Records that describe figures
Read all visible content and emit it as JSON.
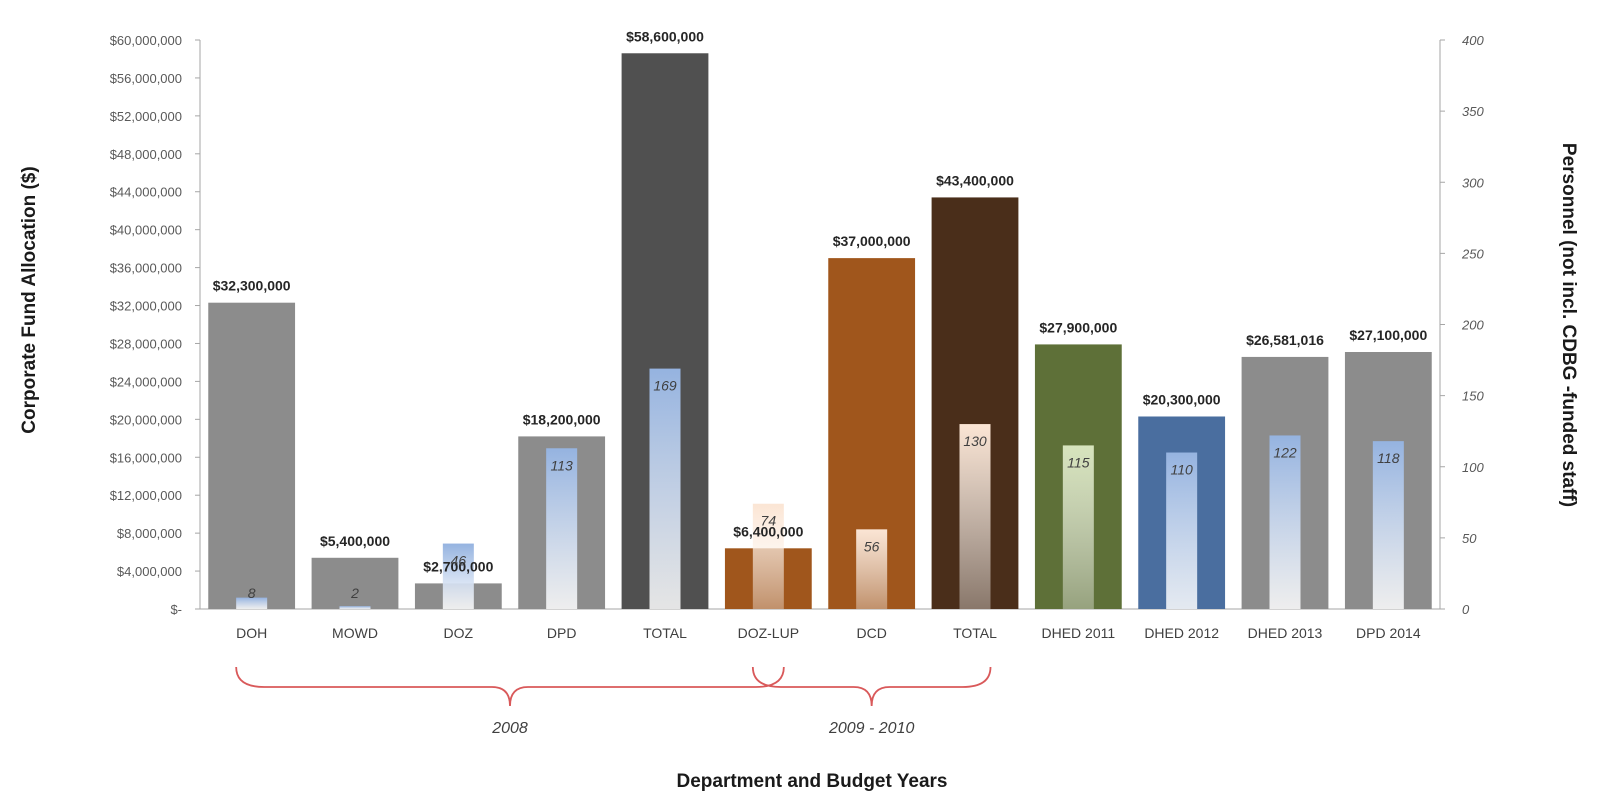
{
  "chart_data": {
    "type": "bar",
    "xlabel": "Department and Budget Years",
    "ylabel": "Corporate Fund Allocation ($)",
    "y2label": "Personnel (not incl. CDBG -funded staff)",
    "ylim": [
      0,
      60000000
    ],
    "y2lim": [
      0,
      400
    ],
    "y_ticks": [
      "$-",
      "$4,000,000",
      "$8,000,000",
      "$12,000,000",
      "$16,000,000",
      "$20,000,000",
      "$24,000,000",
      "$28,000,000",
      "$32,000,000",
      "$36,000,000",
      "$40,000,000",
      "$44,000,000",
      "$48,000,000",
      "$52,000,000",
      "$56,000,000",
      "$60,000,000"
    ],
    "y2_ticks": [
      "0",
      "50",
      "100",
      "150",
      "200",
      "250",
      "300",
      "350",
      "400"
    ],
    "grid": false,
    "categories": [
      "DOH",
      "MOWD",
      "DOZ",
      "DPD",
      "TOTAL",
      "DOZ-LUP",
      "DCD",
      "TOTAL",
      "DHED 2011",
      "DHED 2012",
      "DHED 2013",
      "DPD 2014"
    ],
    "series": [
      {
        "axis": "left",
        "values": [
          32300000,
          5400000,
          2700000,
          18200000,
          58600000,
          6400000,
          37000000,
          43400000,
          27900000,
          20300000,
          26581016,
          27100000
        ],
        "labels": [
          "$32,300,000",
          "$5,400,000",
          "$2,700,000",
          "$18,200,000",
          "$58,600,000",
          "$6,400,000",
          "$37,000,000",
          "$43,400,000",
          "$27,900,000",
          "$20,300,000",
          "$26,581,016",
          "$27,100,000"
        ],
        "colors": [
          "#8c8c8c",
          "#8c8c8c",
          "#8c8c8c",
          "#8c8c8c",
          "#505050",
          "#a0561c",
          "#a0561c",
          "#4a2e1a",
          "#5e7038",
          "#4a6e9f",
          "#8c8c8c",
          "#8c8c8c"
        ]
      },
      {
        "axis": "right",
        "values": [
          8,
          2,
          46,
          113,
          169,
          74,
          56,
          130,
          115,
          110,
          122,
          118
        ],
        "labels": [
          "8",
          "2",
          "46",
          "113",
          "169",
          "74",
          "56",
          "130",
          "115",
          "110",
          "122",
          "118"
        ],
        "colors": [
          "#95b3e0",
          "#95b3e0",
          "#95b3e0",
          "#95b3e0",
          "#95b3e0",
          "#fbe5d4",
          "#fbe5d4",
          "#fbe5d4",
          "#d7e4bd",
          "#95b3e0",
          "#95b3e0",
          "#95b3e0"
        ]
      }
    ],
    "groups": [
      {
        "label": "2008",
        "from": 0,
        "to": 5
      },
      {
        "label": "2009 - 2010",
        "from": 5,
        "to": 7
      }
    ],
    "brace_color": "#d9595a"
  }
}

...

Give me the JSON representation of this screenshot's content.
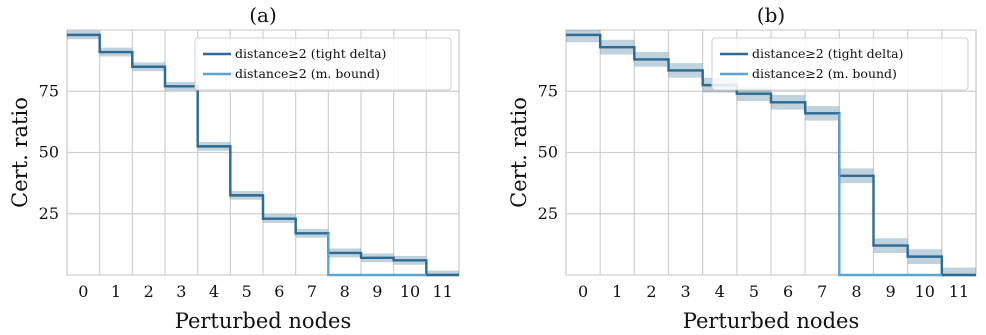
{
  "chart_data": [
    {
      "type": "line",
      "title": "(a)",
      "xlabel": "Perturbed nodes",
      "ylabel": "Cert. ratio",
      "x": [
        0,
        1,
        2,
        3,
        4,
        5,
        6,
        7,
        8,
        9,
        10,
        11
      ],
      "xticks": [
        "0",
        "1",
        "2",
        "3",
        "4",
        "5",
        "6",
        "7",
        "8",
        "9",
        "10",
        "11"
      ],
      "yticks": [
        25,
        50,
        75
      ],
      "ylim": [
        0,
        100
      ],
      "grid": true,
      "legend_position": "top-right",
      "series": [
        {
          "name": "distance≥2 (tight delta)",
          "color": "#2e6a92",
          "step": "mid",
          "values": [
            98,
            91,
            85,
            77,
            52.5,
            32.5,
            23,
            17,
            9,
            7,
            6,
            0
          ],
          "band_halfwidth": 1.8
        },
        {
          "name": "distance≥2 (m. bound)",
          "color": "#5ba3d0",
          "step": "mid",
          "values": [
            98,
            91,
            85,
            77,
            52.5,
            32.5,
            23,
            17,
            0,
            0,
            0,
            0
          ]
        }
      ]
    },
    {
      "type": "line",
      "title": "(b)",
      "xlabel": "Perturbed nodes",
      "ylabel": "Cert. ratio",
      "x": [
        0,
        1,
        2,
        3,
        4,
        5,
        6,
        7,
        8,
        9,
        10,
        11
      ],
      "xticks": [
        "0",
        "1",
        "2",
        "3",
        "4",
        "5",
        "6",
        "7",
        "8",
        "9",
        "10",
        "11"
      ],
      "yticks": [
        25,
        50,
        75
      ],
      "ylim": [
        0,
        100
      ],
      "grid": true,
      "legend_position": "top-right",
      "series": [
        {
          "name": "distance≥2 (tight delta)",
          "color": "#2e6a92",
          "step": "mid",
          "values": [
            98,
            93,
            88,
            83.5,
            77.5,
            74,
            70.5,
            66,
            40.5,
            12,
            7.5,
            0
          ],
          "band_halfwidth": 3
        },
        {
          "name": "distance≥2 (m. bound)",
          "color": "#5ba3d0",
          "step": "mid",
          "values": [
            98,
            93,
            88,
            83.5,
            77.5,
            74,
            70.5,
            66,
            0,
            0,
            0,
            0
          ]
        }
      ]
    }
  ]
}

---

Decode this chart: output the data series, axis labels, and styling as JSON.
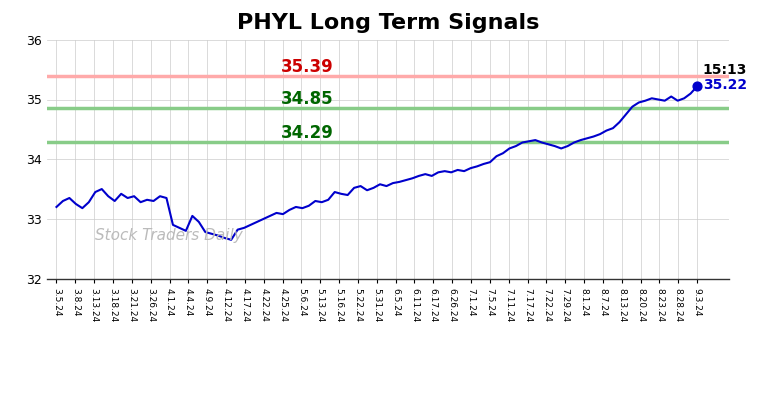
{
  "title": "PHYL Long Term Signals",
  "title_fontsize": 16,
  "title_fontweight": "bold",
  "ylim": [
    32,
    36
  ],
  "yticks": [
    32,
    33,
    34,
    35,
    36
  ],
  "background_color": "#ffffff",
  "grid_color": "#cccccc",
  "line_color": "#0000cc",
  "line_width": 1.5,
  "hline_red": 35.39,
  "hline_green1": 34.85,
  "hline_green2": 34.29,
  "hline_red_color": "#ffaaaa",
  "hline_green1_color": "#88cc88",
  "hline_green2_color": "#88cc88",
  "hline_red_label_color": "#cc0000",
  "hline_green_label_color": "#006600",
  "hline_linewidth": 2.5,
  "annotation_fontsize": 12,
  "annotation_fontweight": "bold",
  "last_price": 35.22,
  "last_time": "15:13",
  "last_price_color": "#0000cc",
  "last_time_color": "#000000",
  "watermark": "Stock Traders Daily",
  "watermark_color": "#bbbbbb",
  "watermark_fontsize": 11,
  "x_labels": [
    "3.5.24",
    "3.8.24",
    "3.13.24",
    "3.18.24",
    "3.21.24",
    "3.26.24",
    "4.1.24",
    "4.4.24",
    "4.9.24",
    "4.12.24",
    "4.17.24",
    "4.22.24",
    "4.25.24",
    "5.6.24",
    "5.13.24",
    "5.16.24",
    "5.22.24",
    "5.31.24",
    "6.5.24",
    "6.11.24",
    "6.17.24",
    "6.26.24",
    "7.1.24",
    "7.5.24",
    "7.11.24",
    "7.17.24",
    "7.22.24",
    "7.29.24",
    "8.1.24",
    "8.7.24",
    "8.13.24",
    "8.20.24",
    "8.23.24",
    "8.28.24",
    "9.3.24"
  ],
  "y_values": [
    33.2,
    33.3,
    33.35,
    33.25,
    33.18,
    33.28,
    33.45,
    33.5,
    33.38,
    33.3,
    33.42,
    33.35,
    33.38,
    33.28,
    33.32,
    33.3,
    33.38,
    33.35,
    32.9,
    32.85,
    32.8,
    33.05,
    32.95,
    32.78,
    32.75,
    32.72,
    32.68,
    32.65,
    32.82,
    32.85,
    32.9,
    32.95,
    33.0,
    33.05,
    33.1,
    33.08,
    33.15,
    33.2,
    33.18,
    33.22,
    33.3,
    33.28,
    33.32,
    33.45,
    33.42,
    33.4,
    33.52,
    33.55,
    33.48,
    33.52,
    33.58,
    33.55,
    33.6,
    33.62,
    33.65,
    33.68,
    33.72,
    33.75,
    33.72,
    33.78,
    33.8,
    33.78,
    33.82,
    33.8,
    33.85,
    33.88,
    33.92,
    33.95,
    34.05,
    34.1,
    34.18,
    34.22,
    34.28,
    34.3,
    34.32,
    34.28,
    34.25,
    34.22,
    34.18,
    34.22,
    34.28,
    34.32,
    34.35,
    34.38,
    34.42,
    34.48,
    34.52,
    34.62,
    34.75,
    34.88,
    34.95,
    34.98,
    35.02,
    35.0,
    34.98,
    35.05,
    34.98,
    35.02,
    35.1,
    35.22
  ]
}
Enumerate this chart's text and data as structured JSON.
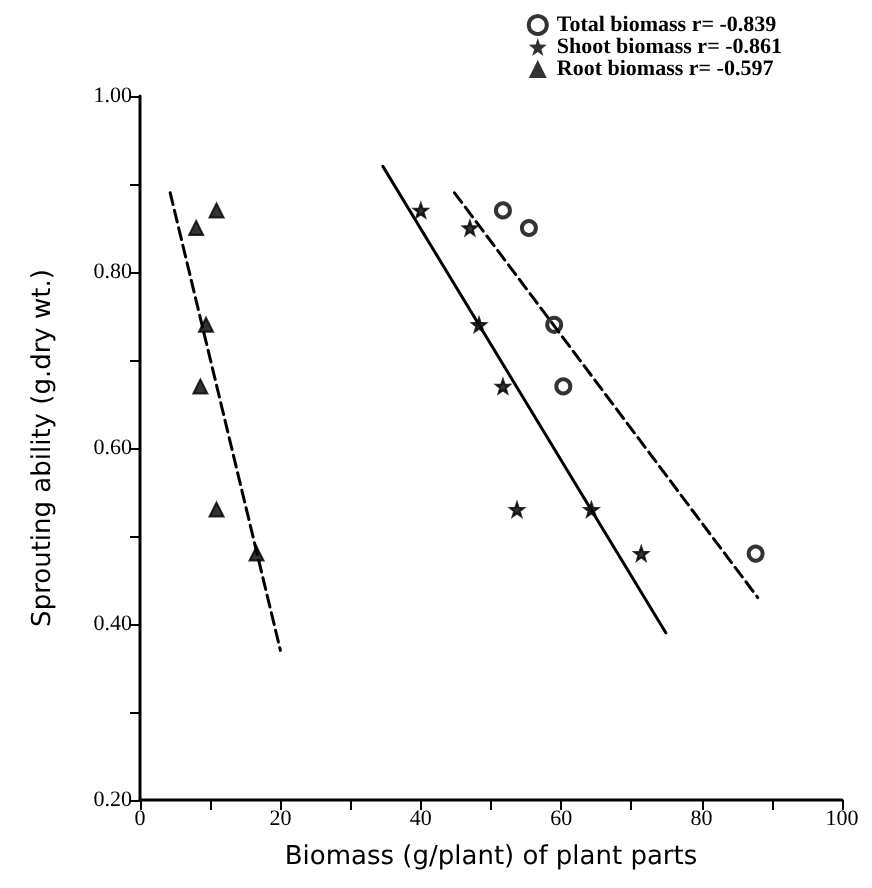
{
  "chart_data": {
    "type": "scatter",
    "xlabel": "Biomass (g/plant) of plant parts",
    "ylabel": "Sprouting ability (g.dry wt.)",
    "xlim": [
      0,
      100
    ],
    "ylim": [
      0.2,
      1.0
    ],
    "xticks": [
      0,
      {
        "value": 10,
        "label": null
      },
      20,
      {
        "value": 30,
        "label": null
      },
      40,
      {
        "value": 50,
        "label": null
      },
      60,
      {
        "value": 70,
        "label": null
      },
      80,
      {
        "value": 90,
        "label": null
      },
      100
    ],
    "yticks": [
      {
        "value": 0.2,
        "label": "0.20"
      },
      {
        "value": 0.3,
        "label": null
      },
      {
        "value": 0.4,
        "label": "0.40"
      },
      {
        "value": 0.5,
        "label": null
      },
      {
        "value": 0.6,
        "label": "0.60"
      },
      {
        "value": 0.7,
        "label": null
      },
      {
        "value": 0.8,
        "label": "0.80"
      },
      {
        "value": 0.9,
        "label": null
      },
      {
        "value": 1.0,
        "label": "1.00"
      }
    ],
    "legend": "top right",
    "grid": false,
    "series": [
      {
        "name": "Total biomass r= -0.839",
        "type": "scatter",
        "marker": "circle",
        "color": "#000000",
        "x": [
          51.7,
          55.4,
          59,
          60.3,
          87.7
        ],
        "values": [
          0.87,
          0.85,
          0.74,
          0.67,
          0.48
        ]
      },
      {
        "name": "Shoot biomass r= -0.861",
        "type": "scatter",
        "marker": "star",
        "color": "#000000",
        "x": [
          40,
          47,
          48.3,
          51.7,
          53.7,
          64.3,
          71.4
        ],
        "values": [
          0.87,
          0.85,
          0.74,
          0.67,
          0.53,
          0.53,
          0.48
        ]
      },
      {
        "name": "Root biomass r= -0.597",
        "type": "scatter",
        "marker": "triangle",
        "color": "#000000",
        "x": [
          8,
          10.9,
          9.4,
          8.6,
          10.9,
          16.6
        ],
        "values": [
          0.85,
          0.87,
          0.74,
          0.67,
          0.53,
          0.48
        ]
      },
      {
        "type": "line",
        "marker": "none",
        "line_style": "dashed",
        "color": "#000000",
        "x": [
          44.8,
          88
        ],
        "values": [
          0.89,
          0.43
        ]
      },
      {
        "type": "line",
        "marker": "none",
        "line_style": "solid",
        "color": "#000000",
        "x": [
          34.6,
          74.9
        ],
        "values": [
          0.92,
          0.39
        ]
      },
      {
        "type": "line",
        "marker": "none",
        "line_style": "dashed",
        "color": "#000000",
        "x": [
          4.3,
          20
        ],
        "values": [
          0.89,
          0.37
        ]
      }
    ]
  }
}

# What is asked:
Look through the data above. Find each line with the string "right" and copy it.

# Reply to the exercise:
        "axis": "right",
      "legend_position": "top-right",
      "legend_position": "top-right",
    "legend": "top right",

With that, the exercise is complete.